GOAL OF THE EXERCISE: Revise the data below so that every "grid-line" becomes "divider-line", with all other text unchanged. Leave the pictures out of the output.

PROVIDED RECORDS:
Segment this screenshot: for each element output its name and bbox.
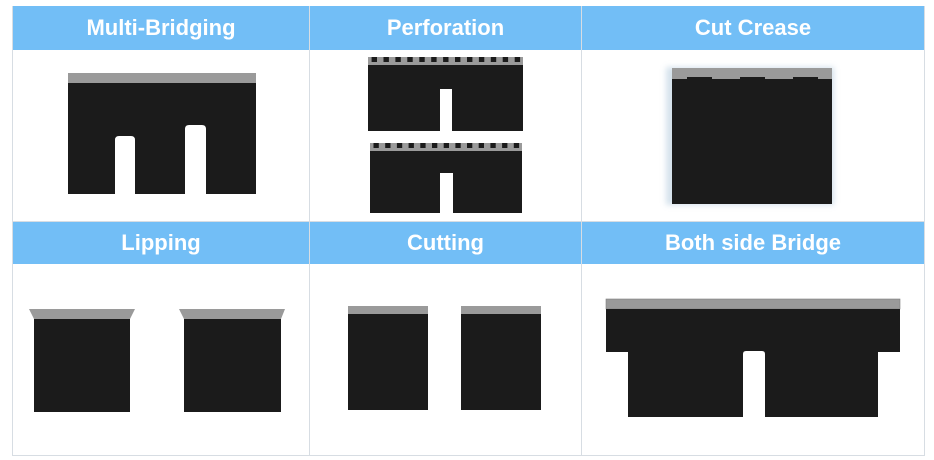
blade-body [672, 77, 832, 204]
crease-edge [672, 68, 832, 79]
perforation-tooth [455, 57, 461, 62]
grid-line [12, 455, 925, 456]
multi-bridging-illustration [68, 73, 256, 194]
grid-line [924, 6, 925, 456]
header-label: Cutting [407, 230, 484, 255]
perforation-tooth [371, 57, 377, 62]
perforation-blade-top [368, 57, 523, 131]
perforation-tooth [513, 143, 520, 148]
perforation-tooth [478, 143, 484, 148]
both-side-bridge-illustration [605, 298, 901, 417]
blade-body-left [34, 319, 130, 412]
cut-crease-illustration [666, 67, 834, 205]
blade-body-left [348, 314, 428, 410]
lip-edge-left [29, 309, 135, 319]
grid-line [309, 6, 310, 456]
perforation-blade-bottom [370, 143, 522, 213]
blade-body-right [184, 319, 281, 412]
lipping-illustration [29, 309, 285, 412]
perforation-tooth [432, 143, 438, 148]
perforation-tooth [478, 57, 485, 62]
bridge-edge [605, 298, 901, 310]
cutting-illustration [348, 306, 541, 410]
perforation-tooth [455, 143, 461, 148]
perforation-tooth [420, 143, 426, 148]
header-label: Perforation [386, 15, 505, 40]
perforation-tooth [396, 143, 403, 148]
perforation-tooth [502, 143, 508, 148]
perforation-tooth [383, 57, 389, 62]
cut-edge-right [461, 306, 541, 314]
perforation-tooth [467, 143, 473, 148]
lip-edge-right [179, 309, 285, 319]
perforation-tooth [408, 143, 414, 148]
header-perforation: Perforation [310, 6, 581, 50]
header-cut-crease: Cut Crease [582, 6, 924, 50]
perforation-tooth [395, 57, 401, 62]
perforation-tooth [431, 57, 437, 62]
header-lipping: Lipping [13, 222, 309, 264]
perforation-tooth [443, 57, 449, 62]
blade-body-right [461, 314, 541, 410]
perforation-tooth [407, 57, 413, 62]
blade-edge [68, 73, 256, 83]
perforation-tooth [514, 57, 521, 62]
grid-line [12, 6, 13, 456]
header-label: Lipping [121, 230, 201, 255]
header-both-side-bridge: Both side Bridge [582, 222, 924, 264]
perforation-illustration [368, 57, 523, 213]
perforation-tooth [490, 143, 496, 148]
blade-body [68, 83, 256, 194]
header-label: Cut Crease [694, 15, 812, 40]
header-label: Both side Bridge [664, 230, 841, 255]
grid-line [581, 6, 582, 456]
perforation-tooth [502, 57, 509, 62]
blade-body [606, 309, 900, 417]
perforation-tooth [385, 143, 391, 148]
perforation-tooth [373, 143, 379, 148]
header-label: Multi-Bridging [86, 15, 236, 40]
perforation-tooth [467, 57, 473, 62]
cut-edge-left [348, 306, 428, 314]
perforation-tooth [490, 57, 497, 62]
header-multi-bridging: Multi-Bridging [13, 6, 309, 50]
perforation-tooth [419, 57, 425, 62]
header-cutting: Cutting [310, 222, 581, 264]
grid-line [12, 221, 925, 222]
perforation-tooth [443, 143, 449, 148]
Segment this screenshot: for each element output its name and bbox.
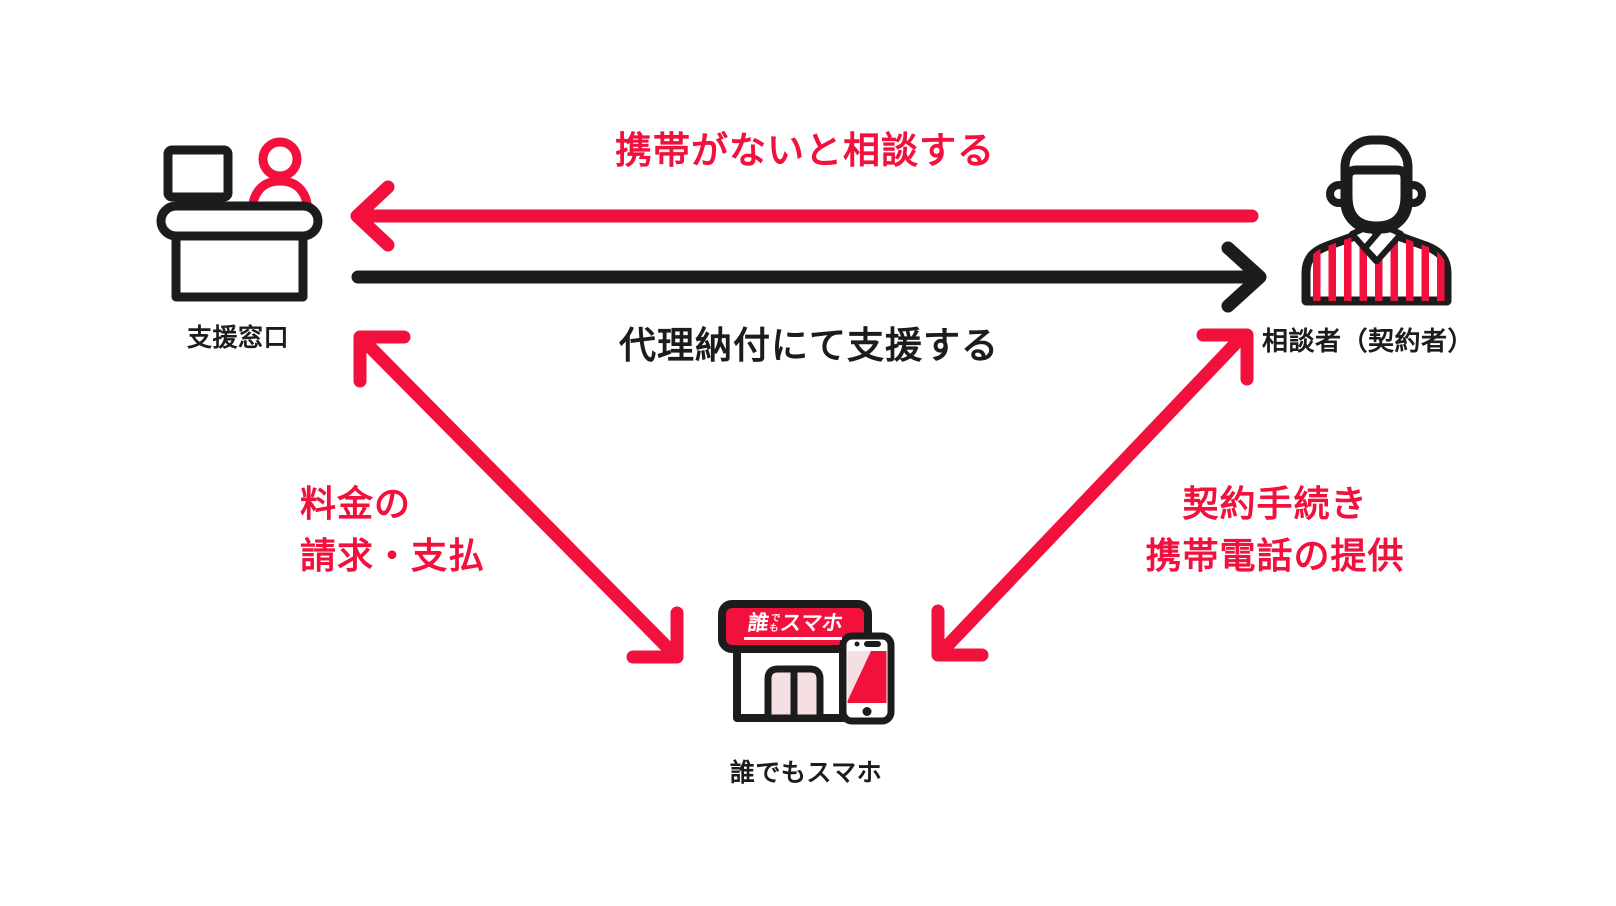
contract-arrow	[931, 328, 1254, 662]
consultant-shirt-stripes	[1313, 236, 1445, 301]
consultant-label: 相談者（契約者）	[1261, 326, 1474, 356]
phone-home-button	[862, 707, 872, 716]
billing-arrow	[353, 330, 684, 664]
monitor-icon	[163, 145, 233, 202]
support-desk-label: 支援窓口	[186, 324, 289, 352]
billing-arrow-label: 料金の 請求・支払	[300, 483, 486, 576]
consultant-icon	[1301, 135, 1452, 306]
support-arrow	[351, 241, 1267, 313]
store-sign-icon	[718, 600, 872, 653]
support-desk-icon	[156, 137, 323, 302]
phone-camera-dot	[854, 641, 860, 647]
smartphone-icon	[839, 632, 895, 725]
sign-char-dare: 誰	[746, 611, 771, 635]
phone-speaker	[864, 641, 881, 647]
contract-arrow-label: 契約手続き 携帯電話の提供	[1145, 483, 1405, 576]
phone-screen-glare	[847, 651, 871, 701]
sign-char-sumaho: スマホ	[778, 611, 845, 635]
shop-icon	[718, 600, 895, 725]
consult-arrow-label: 携帯がないと相談する	[615, 130, 995, 171]
consultant-face-icon	[1343, 165, 1410, 231]
store-sign-text: 誰 で も スマホ	[723, 607, 867, 645]
shop-label: 誰でもスマホ	[729, 759, 883, 787]
staff-head-icon	[258, 137, 302, 181]
consult-arrow	[350, 180, 1259, 252]
support-arrow-label: 代理納付にて支援する	[619, 325, 999, 366]
desk-counter-icon	[156, 201, 323, 241]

RESPONSE TO THE TASK:
Segment this screenshot: for each element output its name and bbox.
blade-body [672, 77, 832, 204]
crease-edge [672, 68, 832, 79]
perforation-tooth [455, 57, 461, 62]
divider-line [12, 455, 925, 456]
multi-bridging-illustration [68, 73, 256, 194]
divider-line [924, 6, 925, 456]
header-label: Cutting [407, 230, 484, 255]
perforation-tooth [371, 57, 377, 62]
perforation-blade-top [368, 57, 523, 131]
perforation-tooth [513, 143, 520, 148]
perforation-tooth [478, 143, 484, 148]
both-side-bridge-illustration [605, 298, 901, 417]
blade-body-left [34, 319, 130, 412]
cut-crease-illustration [666, 67, 834, 205]
blade-body-left [348, 314, 428, 410]
lip-edge-left [29, 309, 135, 319]
divider-line [309, 6, 310, 456]
perforation-blade-bottom [370, 143, 522, 213]
blade-body-right [184, 319, 281, 412]
lipping-illustration [29, 309, 285, 412]
perforation-tooth [432, 143, 438, 148]
perforation-tooth [478, 57, 485, 62]
bridge-edge [605, 298, 901, 310]
cutting-illustration [348, 306, 541, 410]
perforation-tooth [455, 143, 461, 148]
perforation-tooth [420, 143, 426, 148]
header-label: Perforation [386, 15, 505, 40]
perforation-tooth [396, 143, 403, 148]
perforation-tooth [502, 143, 508, 148]
perforation-tooth [383, 57, 389, 62]
cut-edge-right [461, 306, 541, 314]
perforation-tooth [467, 143, 473, 148]
lip-edge-right [179, 309, 285, 319]
perforation-tooth [408, 143, 414, 148]
header-perforation: Perforation [310, 6, 581, 50]
header-cut-crease: Cut Crease [582, 6, 924, 50]
perforation-tooth [395, 57, 401, 62]
perforation-tooth [431, 57, 437, 62]
header-lipping: Lipping [13, 222, 309, 264]
perforation-tooth [443, 57, 449, 62]
blade-body-right [461, 314, 541, 410]
perforation-tooth [407, 57, 413, 62]
blade-edge [68, 73, 256, 83]
perforation-tooth [514, 57, 521, 62]
divider-line [12, 6, 13, 456]
header-label: Lipping [121, 230, 201, 255]
header-both-side-bridge: Both side Bridge [582, 222, 924, 264]
perforation-illustration [368, 57, 523, 213]
perforation-tooth [490, 143, 496, 148]
blade-body [68, 83, 256, 194]
header-label: Cut Crease [694, 15, 812, 40]
header-label: Both side Bridge [664, 230, 841, 255]
divider-line [581, 6, 582, 456]
perforation-tooth [502, 57, 509, 62]
blade-body [606, 309, 900, 417]
perforation-tooth [385, 143, 391, 148]
perforation-tooth [373, 143, 379, 148]
header-label: Multi-Bridging [86, 15, 236, 40]
perforation-tooth [467, 57, 473, 62]
cut-edge-left [348, 306, 428, 314]
perforation-tooth [490, 57, 497, 62]
header-multi-bridging: Multi-Bridging [13, 6, 309, 50]
perforation-tooth [419, 57, 425, 62]
header-cutting: Cutting [310, 222, 581, 264]
divider-line [12, 221, 925, 222]
perforation-tooth [443, 143, 449, 148]
Segment this screenshot: for each element output its name and bbox.
contract-arrow	[931, 328, 1254, 662]
consultant-shirt-stripes	[1313, 236, 1445, 301]
consultant-label: 相談者（契約者）	[1261, 326, 1474, 356]
phone-home-button	[862, 707, 872, 716]
billing-arrow	[353, 330, 684, 664]
monitor-icon	[163, 145, 233, 202]
support-desk-label: 支援窓口	[186, 324, 289, 352]
billing-arrow-label: 料金の 請求・支払	[300, 483, 486, 576]
consultant-icon	[1301, 135, 1452, 306]
support-arrow	[351, 241, 1267, 313]
store-sign-icon	[718, 600, 872, 653]
support-desk-icon	[156, 137, 323, 302]
phone-camera-dot	[854, 641, 860, 647]
smartphone-icon	[839, 632, 895, 725]
sign-char-dare: 誰	[746, 611, 771, 635]
phone-speaker	[864, 641, 881, 647]
contract-arrow-label: 契約手続き 携帯電話の提供	[1145, 483, 1405, 576]
phone-screen-glare	[847, 651, 871, 701]
sign-char-sumaho: スマホ	[778, 611, 845, 635]
shop-icon	[718, 600, 895, 725]
consult-arrow-label: 携帯がないと相談する	[615, 130, 995, 171]
consultant-face-icon	[1343, 165, 1410, 231]
store-sign-text: 誰 で も スマホ	[723, 607, 867, 645]
shop-label: 誰でもスマホ	[729, 759, 883, 787]
staff-head-icon	[258, 137, 302, 181]
consult-arrow	[350, 180, 1259, 252]
support-arrow-label: 代理納付にて支援する	[619, 325, 999, 366]
desk-counter-icon	[156, 201, 323, 241]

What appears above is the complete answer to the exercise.